• [Task instructions]:
Looking at the data below, count the lines that contain the string "JSON". Write only the total.

• [Records provided]:
.....

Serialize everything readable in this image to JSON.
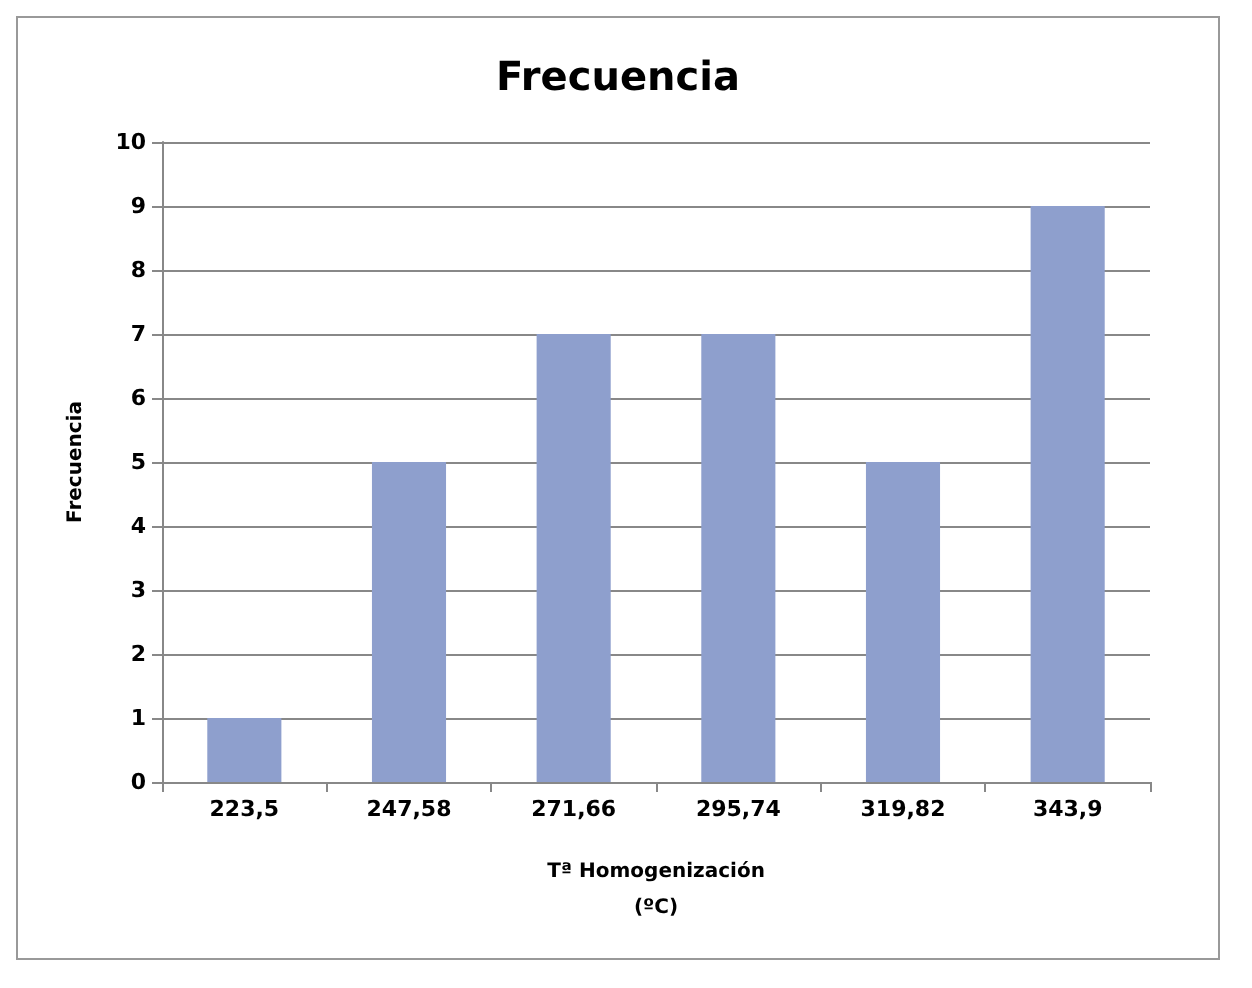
{
  "chart_data": {
    "type": "bar",
    "title": "Frecuencia",
    "xlabel": "Tª Homogenización\n(ºC)",
    "ylabel": "Frecuencia",
    "categories": [
      "223,5",
      "247,58",
      "271,66",
      "295,74",
      "319,82",
      "343,9"
    ],
    "values": [
      1,
      5,
      7,
      7,
      5,
      9
    ],
    "color": "#8e9fcd",
    "ylim": [
      0,
      10
    ],
    "yticks": [
      0,
      1,
      2,
      3,
      4,
      5,
      6,
      7,
      8,
      9,
      10
    ],
    "grid": "y"
  }
}
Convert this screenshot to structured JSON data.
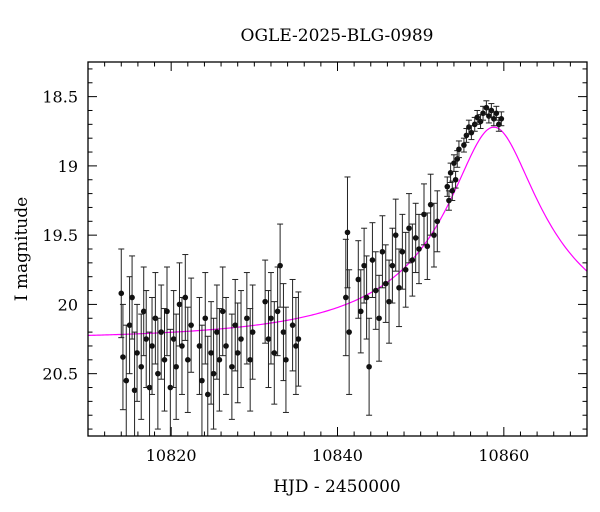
{
  "chart_data": {
    "type": "scatter",
    "title": "OGLE-2025-BLG-0989",
    "xlabel": "HJD - 2450000",
    "ylabel": "I magnitude",
    "xlim": [
      10810,
      10870
    ],
    "ylim": [
      18.25,
      20.95
    ],
    "y_inverted": true,
    "grid": false,
    "x_ticks": [
      10820,
      10840,
      10860
    ],
    "x_tick_labels": [
      "10820",
      "10840",
      "10860"
    ],
    "y_ticks": [
      18.5,
      19,
      19.5,
      20,
      20.5
    ],
    "y_tick_labels": [
      "18.5",
      "19",
      "19.5",
      "20",
      "20.5"
    ],
    "colors": {
      "points": "#111111",
      "model": "#ff00ff",
      "axes": "#000000"
    },
    "series": [
      {
        "kind": "points_with_errorbars",
        "points": [
          {
            "x": 10814.0,
            "y": 19.92,
            "err": 0.32
          },
          {
            "x": 10814.2,
            "y": 20.38,
            "err": 0.38
          },
          {
            "x": 10814.6,
            "y": 20.55,
            "err": 0.4
          },
          {
            "x": 10815.0,
            "y": 20.15,
            "err": 0.35
          },
          {
            "x": 10815.3,
            "y": 19.95,
            "err": 0.3
          },
          {
            "x": 10815.6,
            "y": 20.62,
            "err": 0.42
          },
          {
            "x": 10815.9,
            "y": 20.35,
            "err": 0.35
          },
          {
            "x": 10816.4,
            "y": 20.45,
            "err": 0.38
          },
          {
            "x": 10816.7,
            "y": 20.05,
            "err": 0.32
          },
          {
            "x": 10817.0,
            "y": 20.25,
            "err": 0.35
          },
          {
            "x": 10817.4,
            "y": 20.6,
            "err": 0.4
          },
          {
            "x": 10817.7,
            "y": 20.3,
            "err": 0.35
          },
          {
            "x": 10818.1,
            "y": 20.1,
            "err": 0.33
          },
          {
            "x": 10818.4,
            "y": 20.5,
            "err": 0.4
          },
          {
            "x": 10818.8,
            "y": 20.2,
            "err": 0.34
          },
          {
            "x": 10819.2,
            "y": 20.4,
            "err": 0.37
          },
          {
            "x": 10819.5,
            "y": 20.05,
            "err": 0.32
          },
          {
            "x": 10819.9,
            "y": 20.6,
            "err": 0.42
          },
          {
            "x": 10820.3,
            "y": 20.25,
            "err": 0.35
          },
          {
            "x": 10820.6,
            "y": 20.45,
            "err": 0.38
          },
          {
            "x": 10821.0,
            "y": 20.0,
            "err": 0.3
          },
          {
            "x": 10821.3,
            "y": 20.3,
            "err": 0.35
          },
          {
            "x": 10821.7,
            "y": 19.95,
            "err": 0.31
          },
          {
            "x": 10822.0,
            "y": 20.4,
            "err": 0.38
          },
          {
            "x": 10822.4,
            "y": 20.15,
            "err": 0.34
          },
          {
            "x": 10823.4,
            "y": 20.3,
            "err": 0.35
          },
          {
            "x": 10823.7,
            "y": 20.55,
            "err": 0.4
          },
          {
            "x": 10824.1,
            "y": 20.1,
            "err": 0.33
          },
          {
            "x": 10824.4,
            "y": 20.65,
            "err": 0.42
          },
          {
            "x": 10824.8,
            "y": 20.35,
            "err": 0.37
          },
          {
            "x": 10825.1,
            "y": 20.5,
            "err": 0.4
          },
          {
            "x": 10825.5,
            "y": 20.2,
            "err": 0.34
          },
          {
            "x": 10825.8,
            "y": 20.4,
            "err": 0.37
          },
          {
            "x": 10826.2,
            "y": 20.05,
            "err": 0.32
          },
          {
            "x": 10826.6,
            "y": 20.3,
            "err": 0.35
          },
          {
            "x": 10827.3,
            "y": 20.45,
            "err": 0.38
          },
          {
            "x": 10827.7,
            "y": 20.15,
            "err": 0.33
          },
          {
            "x": 10828.0,
            "y": 20.35,
            "err": 0.36
          },
          {
            "x": 10828.4,
            "y": 20.25,
            "err": 0.35
          },
          {
            "x": 10829.1,
            "y": 20.1,
            "err": 0.33
          },
          {
            "x": 10829.5,
            "y": 20.4,
            "err": 0.37
          },
          {
            "x": 10829.8,
            "y": 20.2,
            "err": 0.34
          },
          {
            "x": 10831.3,
            "y": 19.98,
            "err": 0.3
          },
          {
            "x": 10831.7,
            "y": 20.25,
            "err": 0.35
          },
          {
            "x": 10832.0,
            "y": 20.1,
            "err": 0.33
          },
          {
            "x": 10832.4,
            "y": 20.35,
            "err": 0.37
          },
          {
            "x": 10832.8,
            "y": 20.05,
            "err": 0.32
          },
          {
            "x": 10833.1,
            "y": 19.72,
            "err": 0.3
          },
          {
            "x": 10833.5,
            "y": 20.2,
            "err": 0.35
          },
          {
            "x": 10833.8,
            "y": 20.4,
            "err": 0.38
          },
          {
            "x": 10834.6,
            "y": 20.15,
            "err": 0.33
          },
          {
            "x": 10835.0,
            "y": 20.3,
            "err": 0.35
          },
          {
            "x": 10835.3,
            "y": 20.25,
            "err": 0.34
          },
          {
            "x": 10841.0,
            "y": 19.95,
            "err": 0.42
          },
          {
            "x": 10841.2,
            "y": 19.48,
            "err": 0.4
          },
          {
            "x": 10841.4,
            "y": 20.2,
            "err": 0.45
          },
          {
            "x": 10842.5,
            "y": 19.82,
            "err": 0.28
          },
          {
            "x": 10842.8,
            "y": 20.05,
            "err": 0.3
          },
          {
            "x": 10843.2,
            "y": 19.72,
            "err": 0.27
          },
          {
            "x": 10843.5,
            "y": 19.95,
            "err": 0.3
          },
          {
            "x": 10843.8,
            "y": 20.45,
            "err": 0.35
          },
          {
            "x": 10844.2,
            "y": 19.68,
            "err": 0.27
          },
          {
            "x": 10844.6,
            "y": 19.9,
            "err": 0.28
          },
          {
            "x": 10845.0,
            "y": 20.1,
            "err": 0.31
          },
          {
            "x": 10845.4,
            "y": 19.62,
            "err": 0.26
          },
          {
            "x": 10845.8,
            "y": 19.85,
            "err": 0.28
          },
          {
            "x": 10846.2,
            "y": 19.98,
            "err": 0.3
          },
          {
            "x": 10846.6,
            "y": 19.72,
            "err": 0.27
          },
          {
            "x": 10847.0,
            "y": 19.5,
            "err": 0.26
          },
          {
            "x": 10847.4,
            "y": 19.88,
            "err": 0.28
          },
          {
            "x": 10847.8,
            "y": 19.62,
            "err": 0.27
          },
          {
            "x": 10848.2,
            "y": 19.75,
            "err": 0.27
          },
          {
            "x": 10848.6,
            "y": 19.45,
            "err": 0.25
          },
          {
            "x": 10849.0,
            "y": 19.68,
            "err": 0.26
          },
          {
            "x": 10849.4,
            "y": 19.52,
            "err": 0.25
          },
          {
            "x": 10849.8,
            "y": 19.6,
            "err": 0.25
          },
          {
            "x": 10850.4,
            "y": 19.35,
            "err": 0.22
          },
          {
            "x": 10850.8,
            "y": 19.58,
            "err": 0.24
          },
          {
            "x": 10851.2,
            "y": 19.28,
            "err": 0.22
          },
          {
            "x": 10851.6,
            "y": 19.5,
            "err": 0.23
          },
          {
            "x": 10852.0,
            "y": 19.4,
            "err": 0.22
          },
          {
            "x": 10853.2,
            "y": 19.15,
            "err": 0.07
          },
          {
            "x": 10853.4,
            "y": 19.25,
            "err": 0.07
          },
          {
            "x": 10853.6,
            "y": 19.05,
            "err": 0.07
          },
          {
            "x": 10853.8,
            "y": 19.18,
            "err": 0.07
          },
          {
            "x": 10854.0,
            "y": 18.98,
            "err": 0.06
          },
          {
            "x": 10854.2,
            "y": 19.1,
            "err": 0.06
          },
          {
            "x": 10854.4,
            "y": 18.95,
            "err": 0.06
          },
          {
            "x": 10854.6,
            "y": 18.88,
            "err": 0.06
          },
          {
            "x": 10855.2,
            "y": 18.85,
            "err": 0.05
          },
          {
            "x": 10855.5,
            "y": 18.78,
            "err": 0.05
          },
          {
            "x": 10855.8,
            "y": 18.72,
            "err": 0.05
          },
          {
            "x": 10856.1,
            "y": 18.76,
            "err": 0.05
          },
          {
            "x": 10856.5,
            "y": 18.7,
            "err": 0.05
          },
          {
            "x": 10856.8,
            "y": 18.65,
            "err": 0.05
          },
          {
            "x": 10857.2,
            "y": 18.68,
            "err": 0.05
          },
          {
            "x": 10857.5,
            "y": 18.62,
            "err": 0.05
          },
          {
            "x": 10857.9,
            "y": 18.58,
            "err": 0.05
          },
          {
            "x": 10858.2,
            "y": 18.64,
            "err": 0.05
          },
          {
            "x": 10858.5,
            "y": 18.6,
            "err": 0.05
          },
          {
            "x": 10858.8,
            "y": 18.66,
            "err": 0.05
          },
          {
            "x": 10859.1,
            "y": 18.62,
            "err": 0.05
          },
          {
            "x": 10859.4,
            "y": 18.7,
            "err": 0.05
          },
          {
            "x": 10859.7,
            "y": 18.66,
            "err": 0.05
          }
        ]
      },
      {
        "kind": "model_curve",
        "baseline_mag": 20.25,
        "peak_mag": 18.72,
        "t0": 10858.8,
        "tE": 25,
        "u0": 0.215
      }
    ]
  }
}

.....

• [Task solution]:
2